***** DATA *****

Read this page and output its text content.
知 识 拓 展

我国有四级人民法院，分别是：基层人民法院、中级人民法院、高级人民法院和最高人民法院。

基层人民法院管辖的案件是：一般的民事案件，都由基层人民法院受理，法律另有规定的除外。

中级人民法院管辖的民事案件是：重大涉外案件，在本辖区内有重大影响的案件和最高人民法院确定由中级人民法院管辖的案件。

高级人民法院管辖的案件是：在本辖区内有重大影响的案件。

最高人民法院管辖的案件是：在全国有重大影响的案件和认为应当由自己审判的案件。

*****

TASK BRIEF:
Retype the data in full and match it exactly.

ANSWER:
Read this page and output its text content.
知 识 拓 展

我国有四级人民法院，分别是：基层人民法院、中级人民法院、高级人民法院和最高人民法院。

基层人民法院管辖的案件是：一般的民事案件，都由基层人民法院受理，法律另有规定的除外。

中级人民法院管辖的民事案件是：重大涉外案件，在本辖区内有重大影响的案件和最高人民法院确定由中级人民法院管辖的案件。

高级人民法院管辖的案件是：在本辖区内有重大影响的案件。

最高人民法院管辖的案件是：在全国有重大影响的案件和认为应当由自己审判的案件。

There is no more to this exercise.